(Collection entries)
----
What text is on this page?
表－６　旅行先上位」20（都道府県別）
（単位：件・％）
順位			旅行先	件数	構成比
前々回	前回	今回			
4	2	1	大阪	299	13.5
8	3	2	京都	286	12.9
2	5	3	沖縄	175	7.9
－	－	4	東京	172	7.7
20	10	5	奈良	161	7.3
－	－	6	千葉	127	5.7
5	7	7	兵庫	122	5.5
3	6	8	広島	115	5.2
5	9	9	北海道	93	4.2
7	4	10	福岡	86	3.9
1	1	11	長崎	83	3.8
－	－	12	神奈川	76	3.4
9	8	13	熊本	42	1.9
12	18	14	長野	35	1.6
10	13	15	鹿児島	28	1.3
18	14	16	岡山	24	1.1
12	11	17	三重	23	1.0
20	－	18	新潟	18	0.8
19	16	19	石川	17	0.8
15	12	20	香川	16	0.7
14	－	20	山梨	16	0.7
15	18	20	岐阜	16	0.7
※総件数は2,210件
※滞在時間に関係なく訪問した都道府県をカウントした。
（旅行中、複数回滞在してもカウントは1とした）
----
▶ Work required: Restate each of the entries above verbatim.

▶ Exercise response:
What text is on this page?
表－６　旅行先上位」20（都道府県別）
（単位：件・％）
順位			旅行先	件数	構成比
前々回	前回	今回			
4	2	1	大阪	299	13.5
8	3	2	京都	286	12.9
2	5	3	沖縄	175	7.9
－	－	4	東京	172	7.7
20	10	5	奈良	161	7.3
－	－	6	千葉	127	5.7
5	7	7	兵庫	122	5.5
3	6	8	広島	115	5.2
5	9	9	北海道	93	4.2
7	4	10	福岡	86	3.9
1	1	11	長崎	83	3.8
－	－	12	神奈川	76	3.4
9	8	13	熊本	42	1.9
12	18	14	長野	35	1.6
10	13	15	鹿児島	28	1.3
18	14	16	岡山	24	1.1
12	11	17	三重	23	1.0
20	－	18	新潟	18	0.8
19	16	19	石川	17	0.8
15	12	20	香川	16	0.7
14	－	20	山梨	16	0.7
15	18	20	岐阜	16	0.7
※総件数は2,210件
※滞在時間に関係なく訪問した都道府県をカウントした。
（旅行中、複数回滞在してもカウントは1とした）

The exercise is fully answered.